------ SUPPLIED INFORMATION

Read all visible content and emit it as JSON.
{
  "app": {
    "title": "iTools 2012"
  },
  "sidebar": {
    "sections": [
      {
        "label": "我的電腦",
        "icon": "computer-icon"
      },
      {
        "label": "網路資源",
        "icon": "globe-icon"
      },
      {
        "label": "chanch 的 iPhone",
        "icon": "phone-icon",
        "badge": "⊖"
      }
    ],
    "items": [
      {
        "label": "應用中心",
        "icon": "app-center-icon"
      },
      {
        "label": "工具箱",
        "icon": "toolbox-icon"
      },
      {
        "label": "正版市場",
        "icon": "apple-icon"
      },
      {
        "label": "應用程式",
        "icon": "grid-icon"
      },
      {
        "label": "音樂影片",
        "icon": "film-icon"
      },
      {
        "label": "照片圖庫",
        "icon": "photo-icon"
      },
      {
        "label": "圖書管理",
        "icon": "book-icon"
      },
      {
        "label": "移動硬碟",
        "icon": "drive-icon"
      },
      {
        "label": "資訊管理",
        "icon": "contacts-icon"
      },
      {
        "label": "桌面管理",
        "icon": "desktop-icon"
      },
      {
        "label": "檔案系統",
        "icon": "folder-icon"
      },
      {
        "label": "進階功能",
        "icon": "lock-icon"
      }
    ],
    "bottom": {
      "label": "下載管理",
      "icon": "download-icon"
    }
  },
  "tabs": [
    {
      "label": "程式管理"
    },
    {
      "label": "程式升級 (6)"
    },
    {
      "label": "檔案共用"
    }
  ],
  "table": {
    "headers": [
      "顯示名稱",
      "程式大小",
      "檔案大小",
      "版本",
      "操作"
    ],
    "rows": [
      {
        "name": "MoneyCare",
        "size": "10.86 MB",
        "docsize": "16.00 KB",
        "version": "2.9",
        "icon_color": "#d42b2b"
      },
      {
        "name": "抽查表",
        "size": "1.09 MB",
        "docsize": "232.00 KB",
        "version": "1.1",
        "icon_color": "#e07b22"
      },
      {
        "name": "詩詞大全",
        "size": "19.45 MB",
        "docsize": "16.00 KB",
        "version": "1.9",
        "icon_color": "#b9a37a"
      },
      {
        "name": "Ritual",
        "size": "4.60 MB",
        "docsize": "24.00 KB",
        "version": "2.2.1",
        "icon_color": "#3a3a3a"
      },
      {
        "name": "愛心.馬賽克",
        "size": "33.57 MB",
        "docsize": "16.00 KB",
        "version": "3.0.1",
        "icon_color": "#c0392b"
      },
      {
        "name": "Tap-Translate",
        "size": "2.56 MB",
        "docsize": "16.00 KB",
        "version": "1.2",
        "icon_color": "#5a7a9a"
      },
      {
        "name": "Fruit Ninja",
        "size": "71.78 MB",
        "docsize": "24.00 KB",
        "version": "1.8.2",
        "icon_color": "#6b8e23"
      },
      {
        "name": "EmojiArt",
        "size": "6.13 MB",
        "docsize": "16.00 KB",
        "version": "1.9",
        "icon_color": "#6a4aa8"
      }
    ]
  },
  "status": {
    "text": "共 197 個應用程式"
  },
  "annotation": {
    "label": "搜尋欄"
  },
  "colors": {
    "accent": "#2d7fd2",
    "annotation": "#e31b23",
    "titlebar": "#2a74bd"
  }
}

------------

TASK OBJECTIVE. From the listing above, pick out every line containing "name".

REPLY.
        "name": "MoneyCare",
        "name": "抽查表",
        "name": "詩詞大全",
        "name": "Ritual",
        "name": "愛心.馬賽克",
        "name": "Tap-Translate",
        "name": "Fruit Ninja",
        "name": "EmojiArt",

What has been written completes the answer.